DATA:

####

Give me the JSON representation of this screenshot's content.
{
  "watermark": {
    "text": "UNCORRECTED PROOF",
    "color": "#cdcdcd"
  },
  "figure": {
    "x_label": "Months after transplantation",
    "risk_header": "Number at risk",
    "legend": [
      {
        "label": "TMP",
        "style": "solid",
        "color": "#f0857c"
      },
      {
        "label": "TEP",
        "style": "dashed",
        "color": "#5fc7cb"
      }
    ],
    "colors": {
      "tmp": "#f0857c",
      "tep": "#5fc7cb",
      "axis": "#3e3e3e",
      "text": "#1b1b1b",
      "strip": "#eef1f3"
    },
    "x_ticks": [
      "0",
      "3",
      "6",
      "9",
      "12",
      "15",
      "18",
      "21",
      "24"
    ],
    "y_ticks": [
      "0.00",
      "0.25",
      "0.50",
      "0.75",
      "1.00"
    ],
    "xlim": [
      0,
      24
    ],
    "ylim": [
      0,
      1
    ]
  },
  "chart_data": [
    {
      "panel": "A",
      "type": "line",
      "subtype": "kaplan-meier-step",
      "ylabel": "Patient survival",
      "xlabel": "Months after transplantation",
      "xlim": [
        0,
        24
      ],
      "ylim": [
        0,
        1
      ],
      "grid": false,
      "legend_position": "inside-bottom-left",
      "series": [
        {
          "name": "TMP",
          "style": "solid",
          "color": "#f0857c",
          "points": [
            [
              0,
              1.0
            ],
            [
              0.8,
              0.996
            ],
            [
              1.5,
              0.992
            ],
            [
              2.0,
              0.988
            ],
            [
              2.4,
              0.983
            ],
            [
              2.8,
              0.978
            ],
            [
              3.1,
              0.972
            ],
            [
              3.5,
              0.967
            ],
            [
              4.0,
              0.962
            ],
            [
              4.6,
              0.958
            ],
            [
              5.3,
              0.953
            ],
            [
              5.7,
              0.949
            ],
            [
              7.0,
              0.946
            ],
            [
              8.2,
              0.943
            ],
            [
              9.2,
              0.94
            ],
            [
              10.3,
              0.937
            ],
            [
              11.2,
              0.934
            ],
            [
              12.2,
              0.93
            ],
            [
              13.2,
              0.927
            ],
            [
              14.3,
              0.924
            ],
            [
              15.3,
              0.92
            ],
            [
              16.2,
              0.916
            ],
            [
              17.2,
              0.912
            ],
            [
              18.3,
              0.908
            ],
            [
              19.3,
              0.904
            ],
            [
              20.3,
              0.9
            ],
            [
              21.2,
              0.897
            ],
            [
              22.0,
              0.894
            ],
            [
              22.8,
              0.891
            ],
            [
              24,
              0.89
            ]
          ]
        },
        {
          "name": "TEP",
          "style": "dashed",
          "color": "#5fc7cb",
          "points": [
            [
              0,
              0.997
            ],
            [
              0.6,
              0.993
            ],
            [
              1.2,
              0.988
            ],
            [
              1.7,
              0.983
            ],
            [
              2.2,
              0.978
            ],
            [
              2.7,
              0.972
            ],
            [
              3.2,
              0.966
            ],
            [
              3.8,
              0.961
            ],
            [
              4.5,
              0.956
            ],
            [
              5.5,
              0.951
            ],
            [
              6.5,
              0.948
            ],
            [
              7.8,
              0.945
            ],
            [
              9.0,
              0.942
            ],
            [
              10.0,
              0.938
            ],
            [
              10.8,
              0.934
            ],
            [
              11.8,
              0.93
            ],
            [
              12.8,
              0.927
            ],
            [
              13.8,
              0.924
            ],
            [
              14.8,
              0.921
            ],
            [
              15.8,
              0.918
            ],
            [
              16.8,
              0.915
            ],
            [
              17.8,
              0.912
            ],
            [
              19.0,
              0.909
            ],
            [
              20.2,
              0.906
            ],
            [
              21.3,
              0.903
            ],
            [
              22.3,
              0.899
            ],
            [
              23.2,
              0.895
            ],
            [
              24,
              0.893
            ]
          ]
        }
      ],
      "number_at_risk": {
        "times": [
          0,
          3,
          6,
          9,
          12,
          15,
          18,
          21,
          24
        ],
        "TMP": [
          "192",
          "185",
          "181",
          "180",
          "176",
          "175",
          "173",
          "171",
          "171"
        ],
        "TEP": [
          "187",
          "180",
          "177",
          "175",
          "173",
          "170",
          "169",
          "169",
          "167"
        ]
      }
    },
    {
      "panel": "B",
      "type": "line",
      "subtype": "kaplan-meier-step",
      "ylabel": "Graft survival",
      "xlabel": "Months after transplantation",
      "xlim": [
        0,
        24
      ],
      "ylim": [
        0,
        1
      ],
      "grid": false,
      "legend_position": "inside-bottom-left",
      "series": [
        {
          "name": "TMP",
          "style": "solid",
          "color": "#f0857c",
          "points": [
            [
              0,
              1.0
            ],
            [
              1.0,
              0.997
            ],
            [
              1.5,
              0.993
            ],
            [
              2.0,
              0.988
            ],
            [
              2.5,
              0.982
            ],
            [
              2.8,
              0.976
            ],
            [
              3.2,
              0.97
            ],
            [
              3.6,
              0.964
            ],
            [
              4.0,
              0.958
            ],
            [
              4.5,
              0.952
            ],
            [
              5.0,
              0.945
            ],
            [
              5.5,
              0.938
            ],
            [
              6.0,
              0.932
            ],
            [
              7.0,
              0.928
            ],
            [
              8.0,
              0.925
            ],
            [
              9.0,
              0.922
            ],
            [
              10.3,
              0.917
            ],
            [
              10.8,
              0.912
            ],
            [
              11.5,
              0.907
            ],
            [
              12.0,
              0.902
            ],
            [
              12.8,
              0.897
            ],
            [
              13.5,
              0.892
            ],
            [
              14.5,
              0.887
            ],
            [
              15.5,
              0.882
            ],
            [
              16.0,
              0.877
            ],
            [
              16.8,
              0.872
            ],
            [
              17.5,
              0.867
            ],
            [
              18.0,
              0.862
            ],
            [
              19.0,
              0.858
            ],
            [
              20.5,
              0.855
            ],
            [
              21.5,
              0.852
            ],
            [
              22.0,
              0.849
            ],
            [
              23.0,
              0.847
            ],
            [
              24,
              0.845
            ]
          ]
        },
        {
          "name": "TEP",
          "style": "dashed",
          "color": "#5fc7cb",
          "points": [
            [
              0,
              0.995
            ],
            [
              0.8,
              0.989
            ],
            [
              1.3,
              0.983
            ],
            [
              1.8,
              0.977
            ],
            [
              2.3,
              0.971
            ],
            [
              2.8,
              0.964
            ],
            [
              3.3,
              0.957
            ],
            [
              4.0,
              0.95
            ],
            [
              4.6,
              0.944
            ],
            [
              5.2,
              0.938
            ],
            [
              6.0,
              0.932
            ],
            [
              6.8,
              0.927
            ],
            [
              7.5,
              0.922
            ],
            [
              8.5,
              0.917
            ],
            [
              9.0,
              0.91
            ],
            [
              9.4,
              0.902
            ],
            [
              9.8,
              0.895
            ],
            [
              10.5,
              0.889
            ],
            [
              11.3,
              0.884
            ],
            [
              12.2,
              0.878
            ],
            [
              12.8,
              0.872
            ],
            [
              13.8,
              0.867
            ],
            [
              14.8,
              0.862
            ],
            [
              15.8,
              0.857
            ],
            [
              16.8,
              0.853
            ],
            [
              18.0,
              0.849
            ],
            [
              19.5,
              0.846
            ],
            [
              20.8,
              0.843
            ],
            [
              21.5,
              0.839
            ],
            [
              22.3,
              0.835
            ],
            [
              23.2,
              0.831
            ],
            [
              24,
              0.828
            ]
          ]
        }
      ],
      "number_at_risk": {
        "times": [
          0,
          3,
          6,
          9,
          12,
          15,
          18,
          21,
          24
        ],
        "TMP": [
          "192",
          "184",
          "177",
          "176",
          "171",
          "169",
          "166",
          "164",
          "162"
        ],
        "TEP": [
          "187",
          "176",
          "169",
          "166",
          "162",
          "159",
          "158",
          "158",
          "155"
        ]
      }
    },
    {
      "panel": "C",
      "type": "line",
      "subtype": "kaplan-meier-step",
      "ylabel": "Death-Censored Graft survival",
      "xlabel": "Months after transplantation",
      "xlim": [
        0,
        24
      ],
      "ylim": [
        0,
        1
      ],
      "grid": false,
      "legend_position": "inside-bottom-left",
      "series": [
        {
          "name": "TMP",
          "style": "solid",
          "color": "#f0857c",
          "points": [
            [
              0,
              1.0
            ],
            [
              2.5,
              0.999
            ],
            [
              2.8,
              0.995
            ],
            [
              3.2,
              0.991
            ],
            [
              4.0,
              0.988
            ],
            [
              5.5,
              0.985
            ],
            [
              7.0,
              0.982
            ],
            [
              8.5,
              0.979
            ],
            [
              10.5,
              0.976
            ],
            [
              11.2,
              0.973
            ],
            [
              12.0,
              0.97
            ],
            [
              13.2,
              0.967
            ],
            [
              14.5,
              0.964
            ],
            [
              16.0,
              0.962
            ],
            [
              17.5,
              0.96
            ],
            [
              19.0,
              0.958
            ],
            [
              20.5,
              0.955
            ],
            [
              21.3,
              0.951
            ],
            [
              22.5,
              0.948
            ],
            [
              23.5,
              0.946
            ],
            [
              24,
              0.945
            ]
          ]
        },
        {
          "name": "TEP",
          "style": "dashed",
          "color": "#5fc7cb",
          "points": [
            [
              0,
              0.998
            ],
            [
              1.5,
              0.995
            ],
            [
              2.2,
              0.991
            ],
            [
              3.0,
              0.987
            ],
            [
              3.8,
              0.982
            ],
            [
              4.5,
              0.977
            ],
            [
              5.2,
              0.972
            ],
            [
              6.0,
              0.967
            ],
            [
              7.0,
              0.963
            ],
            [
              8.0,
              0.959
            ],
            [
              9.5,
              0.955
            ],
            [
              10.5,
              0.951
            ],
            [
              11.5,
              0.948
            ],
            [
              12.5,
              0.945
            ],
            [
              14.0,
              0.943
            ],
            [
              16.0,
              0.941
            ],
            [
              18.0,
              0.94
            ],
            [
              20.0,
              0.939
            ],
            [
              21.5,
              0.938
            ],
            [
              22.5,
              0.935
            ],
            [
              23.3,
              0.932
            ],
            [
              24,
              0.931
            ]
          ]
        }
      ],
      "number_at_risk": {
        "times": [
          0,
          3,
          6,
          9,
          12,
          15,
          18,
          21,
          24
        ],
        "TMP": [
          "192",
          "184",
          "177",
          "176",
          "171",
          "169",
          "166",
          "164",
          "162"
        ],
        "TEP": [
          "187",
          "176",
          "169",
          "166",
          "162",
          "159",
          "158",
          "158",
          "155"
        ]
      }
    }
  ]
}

####

AIM:
Copy every line of the data that holds the string "ylabel".

RESPONSE:
      "ylabel": "Patient survival",
      "ylabel": "Graft survival",
      "ylabel": "Death-Censored Graft survival",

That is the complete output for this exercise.